▶ **Task statement**
Go through the data and copy every line exactly, but not the images.

━━━━━ Entries supplied ━━━━━

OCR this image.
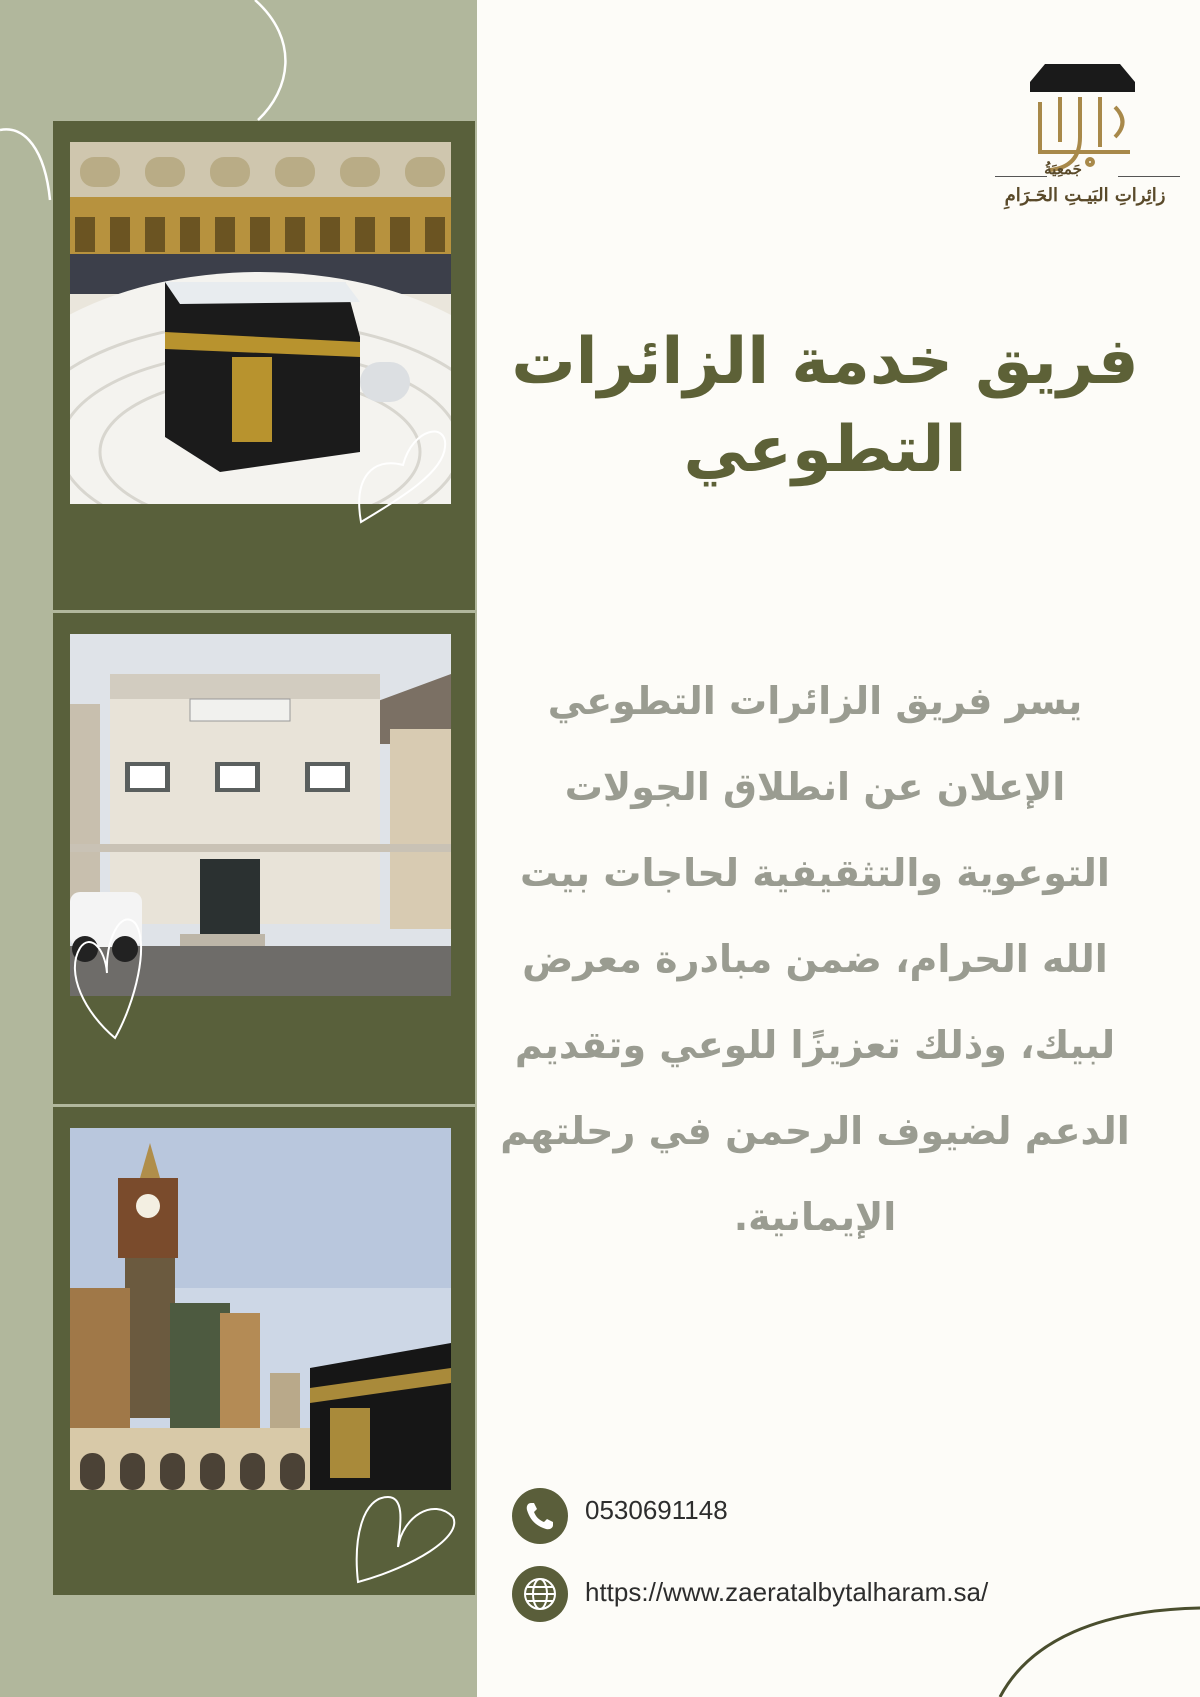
جَمعِيَةُ
زائِراتِ البَيـتِ الحَـرَامِ
فريق خدمة الزائرات
التطوعي
يسر فريق الزائرات التطوعي
الإعلان عن انطلاق الجولات
التوعوية والتثقيفية لحاجات بيت
الله الحرام، ضمن مبادرة معرض
لبيك، وذلك تعزيزًا للوعي وتقديم
الدعم لضيوف الرحمن في رحلتهم
الإيمانية.
0530691148
https://www.zaeratalbytalharam.sa/
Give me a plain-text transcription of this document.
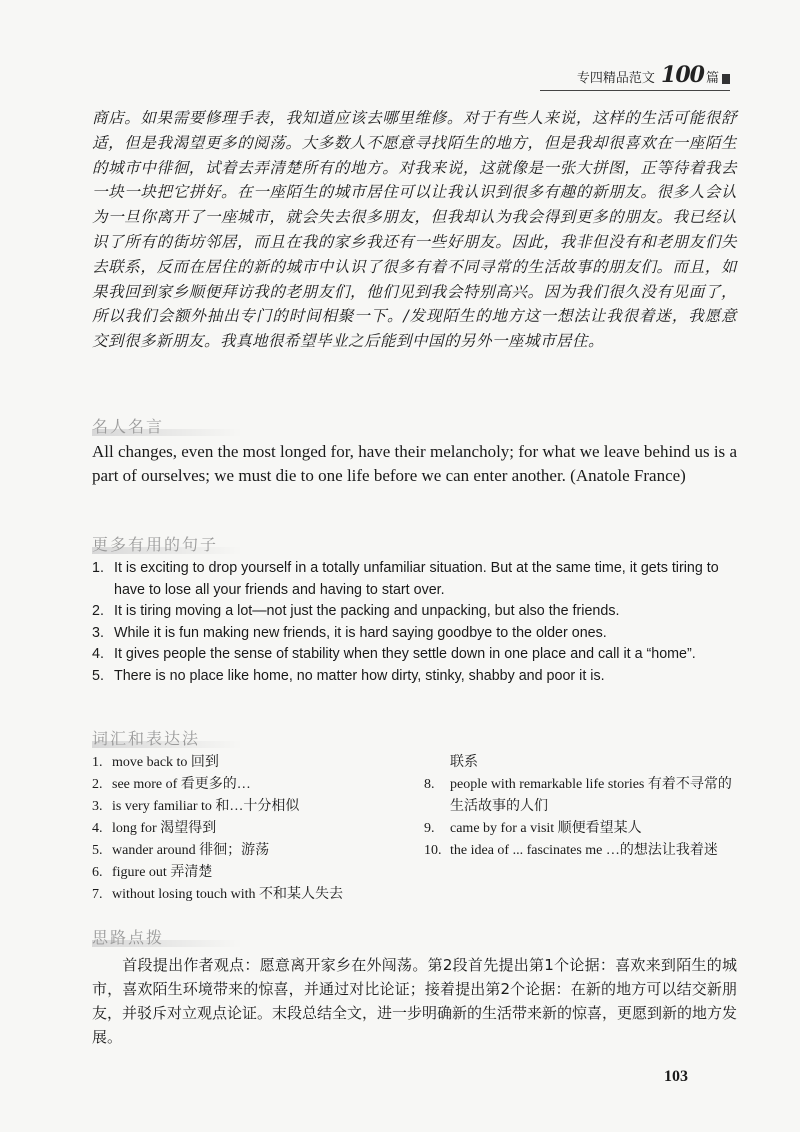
专四精品范文 100 篇
商店。如果需要修理手表，我知道应该去哪里维修。对于有些人来说，这样的生活可能很舒适，但是我渴望更多的阅荡。大多数人不愿意寻找陌生的地方，但是我却很喜欢在一座陌生的城市中徘徊，试着去弄清楚所有的地方。对我来说，这就像是一张大拼图，正等待着我去一块一块把它拼好。在一座陌生的城市居住可以让我认识到很多有趣的新朋友。很多人会认为一旦你离开了一座城市，就会失去很多朋友，但我却认为我会得到更多的朋友。我已经认识了所有的街坊邻居，而且在我的家乡我还有一些好朋友。因此，我非但没有和老朋友们失去联系，反而在居住的新的城市中认识了很多有着不同寻常的生活故事的朋友们。而且，如果我回到家乡顺便拜访我的老朋友们，他们见到我会特别高兴。因为我们很久没有见面了，所以我们会额外抽出专门的时间相聚一下。/发现陌生的地方这一想法让我很着迷，我愿意交到很多新朋友。我真地很希望毕业之后能到中国的另外一座城市居住。
名人名言
All changes, even the most longed for, have their melancholy; for what we leave behind us is a part of ourselves; we must die to one life before we can enter another. (Anatole France)
更多有用的句子
1. It is exciting to drop yourself in a totally unfamiliar situation. But at the same time, it gets tiring to have to lose all your friends and having to start over.
2. It is tiring moving a lot—not just the packing and unpacking, but also the friends.
3. While it is fun making new friends, it is hard saying goodbye to the older ones.
4. It gives people the sense of stability when they settle down in one place and call it a “home”.
5. There is no place like home, no matter how dirty, stinky, shabby and poor it is.
词汇和表达法
1. move back to 回到
2. see more of 看更多的…
3. is very familiar to 和…十分相似
4. long for 渴望得到
5. wander around 徘徊；游荡
6. figure out 弄清楚
7. without losing touch with 不和某人失去
联系
8. people with remarkable life stories 有着不寻常的生活故事的人们
9. came by for a visit 顺便看望某人
10. the idea of ... fascinates me …的想法让我着迷
思路点拨
首段提出作者观点：愿意离开家乡在外闯荡。第2段首先提出第1个论据：喜欢来到陌生的城市，喜欢陌生环境带来的惊喜，并通过对比论证；接着提出第2个论据：在新的地方可以结交新朋友，并驳斥对立观点论证。末段总结全文，进一步明确新的生活带来新的惊喜，更愿到新的地方发展。
103
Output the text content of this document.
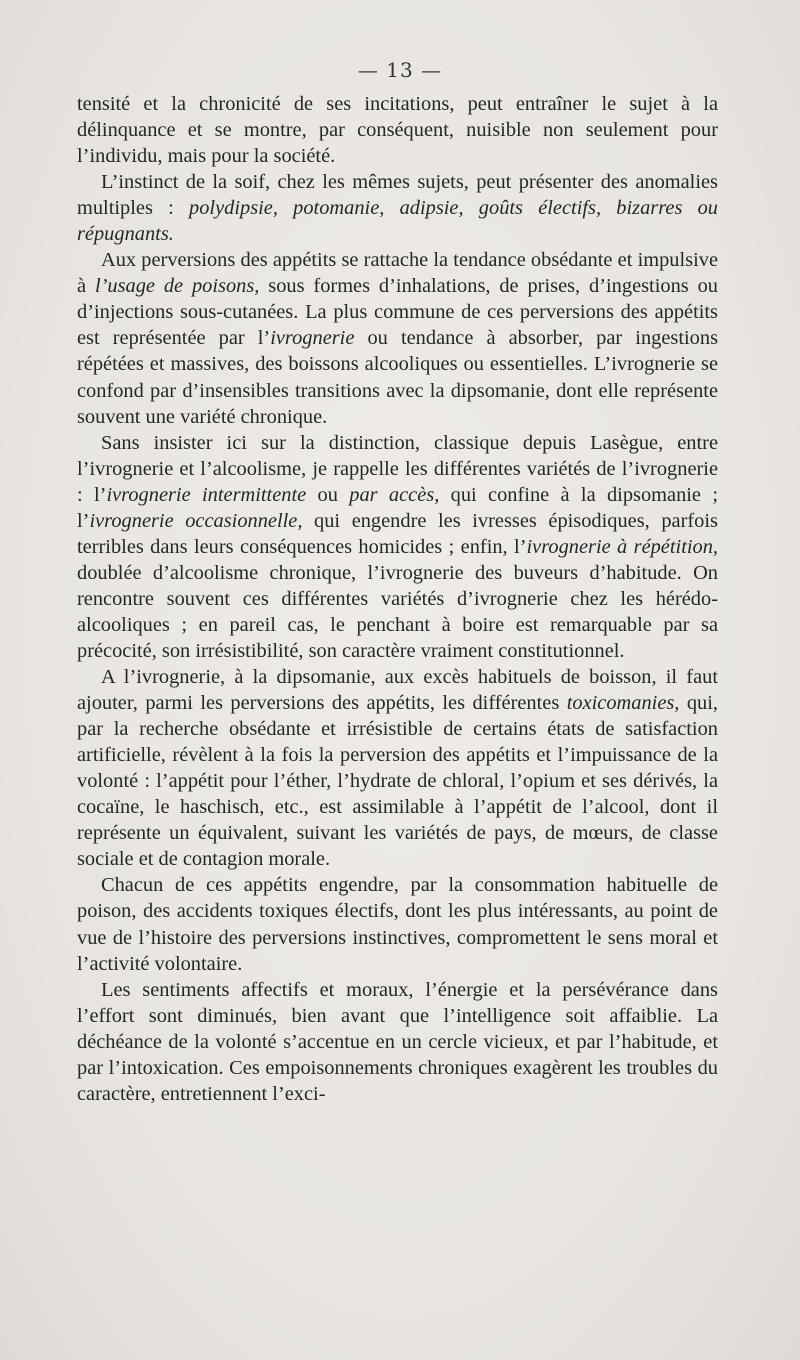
— 13 —

tensité et la chronicité de ses incitations, peut entraîner le sujet à la délinquance et se montre, par conséquent, nuisible non seulement pour l’individu, mais pour la société.

L’instinct de la soif, chez les mêmes sujets, peut présenter des anomalies multiples : polydipsie, potomanie, adipsie, goûts électifs, bizarres ou répugnants.

Aux perversions des appétits se rattache la tendance obsédante et impulsive à l’usage de poisons, sous formes d’inhalations, de prises, d’ingestions ou d’injections sous-cutanées. La plus commune de ces perversions des appétits est représentée par l’ivrognerie ou tendance à absorber, par ingestions répétées et massives, des boissons alcooliques ou essentielles. L’ivrognerie se confond par d’insensibles transitions avec la dipsomanie, dont elle représente souvent une variété chronique.

Sans insister ici sur la distinction, classique depuis Lasègue, entre l’ivrognerie et l’alcoolisme, je rappelle les différentes variétés de l’ivrognerie : l’ivrognerie intermittente ou par accès, qui confine à la dipsomanie ; l’ivrognerie occasionnelle, qui engendre les ivresses épisodiques, parfois terribles dans leurs conséquences homicides ; enfin, l’ivrognerie à répétition, doublée d’alcoolisme chronique, l’ivrognerie des buveurs d’habitude. On rencontre souvent ces différentes variétés d’ivrognerie chez les hérédo-alcooliques ; en pareil cas, le penchant à boire est remarquable par sa précocité, son irrésistibilité, son caractère vraiment constitutionnel.

A l’ivrognerie, à la dipsomanie, aux excès habituels de boisson, il faut ajouter, parmi les perversions des appétits, les différentes toxicomanies, qui, par la recherche obsédante et irrésistible de certains états de satisfaction artificielle, révèlent à la fois la perversion des appétits et l’impuissance de la volonté : l’appétit pour l’éther, l’hydrate de chloral, l’opium et ses dérivés, la cocaïne, le haschisch, etc., est assimilable à l’appétit de l’alcool, dont il représente un équivalent, suivant les variétés de pays, de mœurs, de classe sociale et de contagion morale.

Chacun de ces appétits engendre, par la consommation habituelle de poison, des accidents toxiques électifs, dont les plus intéressants, au point de vue de l’histoire des perversions instinctives, compromettent le sens moral et l’activité volontaire.

Les sentiments affectifs et moraux, l’énergie et la persévérance dans l’effort sont diminués, bien avant que l’intelligence soit affaiblie. La déchéance de la volonté s’accentue en un cercle vicieux, et par l’habitude, et par l’intoxication. Ces empoisonnements chroniques exagèrent les troubles du caractère, entretiennent l’exci-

━━━━━

▶ **Result**
OCR this image.
جَمعِيَةُ
زائِراتِ البَيـتِ الحَـرَامِ
فريق خدمة الزائرات
التطوعي
يسر فريق الزائرات التطوعي
الإعلان عن انطلاق الجولات
التوعوية والتثقيفية لحاجات بيت
الله الحرام، ضمن مبادرة معرض
لبيك، وذلك تعزيزًا للوعي وتقديم
الدعم لضيوف الرحمن في رحلتهم
الإيمانية.
0530691148
https://www.zaeratalbytalharam.sa/
Give me a plain-text transcription of this document.
专四精品范文 100 篇
商店。如果需要修理手表，我知道应该去哪里维修。对于有些人来说，这样的生活可能很舒适，但是我渴望更多的阅荡。大多数人不愿意寻找陌生的地方，但是我却很喜欢在一座陌生的城市中徘徊，试着去弄清楚所有的地方。对我来说，这就像是一张大拼图，正等待着我去一块一块把它拼好。在一座陌生的城市居住可以让我认识到很多有趣的新朋友。很多人会认为一旦你离开了一座城市，就会失去很多朋友，但我却认为我会得到更多的朋友。我已经认识了所有的街坊邻居，而且在我的家乡我还有一些好朋友。因此，我非但没有和老朋友们失去联系，反而在居住的新的城市中认识了很多有着不同寻常的生活故事的朋友们。而且，如果我回到家乡顺便拜访我的老朋友们，他们见到我会特别高兴。因为我们很久没有见面了，所以我们会额外抽出专门的时间相聚一下。/发现陌生的地方这一想法让我很着迷，我愿意交到很多新朋友。我真地很希望毕业之后能到中国的另外一座城市居住。
名人名言
All changes, even the most longed for, have their melancholy; for what we leave behind us is a part of ourselves; we must die to one life before we can enter another. (Anatole France)
更多有用的句子
1. It is exciting to drop yourself in a totally unfamiliar situation. But at the same time, it gets tiring to have to lose all your friends and having to start over.
2. It is tiring moving a lot—not just the packing and unpacking, but also the friends.
3. While it is fun making new friends, it is hard saying goodbye to the older ones.
4. It gives people the sense of stability when they settle down in one place and call it a “home”.
5. There is no place like home, no matter how dirty, stinky, shabby and poor it is.
词汇和表达法
1. move back to 回到
2. see more of 看更多的…
3. is very familiar to 和…十分相似
4. long for 渴望得到
5. wander around 徘徊；游荡
6. figure out 弄清楚
7. without losing touch with 不和某人失去
联系
8. people with remarkable life stories 有着不寻常的生活故事的人们
9. came by for a visit 顺便看望某人
10. the idea of ... fascinates me …的想法让我着迷
思路点拨
首段提出作者观点：愿意离开家乡在外闯荡。第2段首先提出第1个论据：喜欢来到陌生的城市，喜欢陌生环境带来的惊喜，并通过对比论证；接着提出第2个论据：在新的地方可以结交新朋友，并驳斥对立观点论证。末段总结全文，进一步明确新的生活带来新的惊喜，更愿到新的地方发展。
103
Output the text content of this document.
— 13 —

tensité et la chronicité de ses incitations, peut entraîner le sujet à la délinquance et se montre, par conséquent, nuisible non seulement pour l’individu, mais pour la société.

L’instinct de la soif, chez les mêmes sujets, peut présenter des anomalies multiples : polydipsie, potomanie, adipsie, goûts électifs, bizarres ou répugnants.

Aux perversions des appétits se rattache la tendance obsédante et impulsive à l’usage de poisons, sous formes d’inhalations, de prises, d’ingestions ou d’injections sous-cutanées. La plus commune de ces perversions des appétits est représentée par l’ivrognerie ou tendance à absorber, par ingestions répétées et massives, des boissons alcooliques ou essentielles. L’ivrognerie se confond par d’insensibles transitions avec la dipsomanie, dont elle représente souvent une variété chronique.

Sans insister ici sur la distinction, classique depuis Lasègue, entre l’ivrognerie et l’alcoolisme, je rappelle les différentes variétés de l’ivrognerie : l’ivrognerie intermittente ou par accès, qui confine à la dipsomanie ; l’ivrognerie occasionnelle, qui engendre les ivresses épisodiques, parfois terribles dans leurs conséquences homicides ; enfin, l’ivrognerie à répétition, doublée d’alcoolisme chronique, l’ivrognerie des buveurs d’habitude. On rencontre souvent ces différentes variétés d’ivrognerie chez les hérédo-alcooliques ; en pareil cas, le penchant à boire est remarquable par sa précocité, son irrésistibilité, son caractère vraiment constitutionnel.

A l’ivrognerie, à la dipsomanie, aux excès habituels de boisson, il faut ajouter, parmi les perversions des appétits, les différentes toxicomanies, qui, par la recherche obsédante et irrésistible de certains états de satisfaction artificielle, révèlent à la fois la perversion des appétits et l’impuissance de la volonté : l’appétit pour l’éther, l’hydrate de chloral, l’opium et ses dérivés, la cocaïne, le haschisch, etc., est assimilable à l’appétit de l’alcool, dont il représente un équivalent, suivant les variétés de pays, de mœurs, de classe sociale et de contagion morale.

Chacun de ces appétits engendre, par la consommation habituelle de poison, des accidents toxiques électifs, dont les plus intéressants, au point de vue de l’histoire des perversions instinctives, compromettent le sens moral et l’activité volontaire.

Les sentiments affectifs et moraux, l’énergie et la persévérance dans l’effort sont diminués, bien avant que l’intelligence soit affaiblie. La déchéance de la volonté s’accentue en un cercle vicieux, et par l’habitude, et par l’intoxication. Ces empoisonnements chroniques exagèrent les troubles du caractère, entretiennent l’exci-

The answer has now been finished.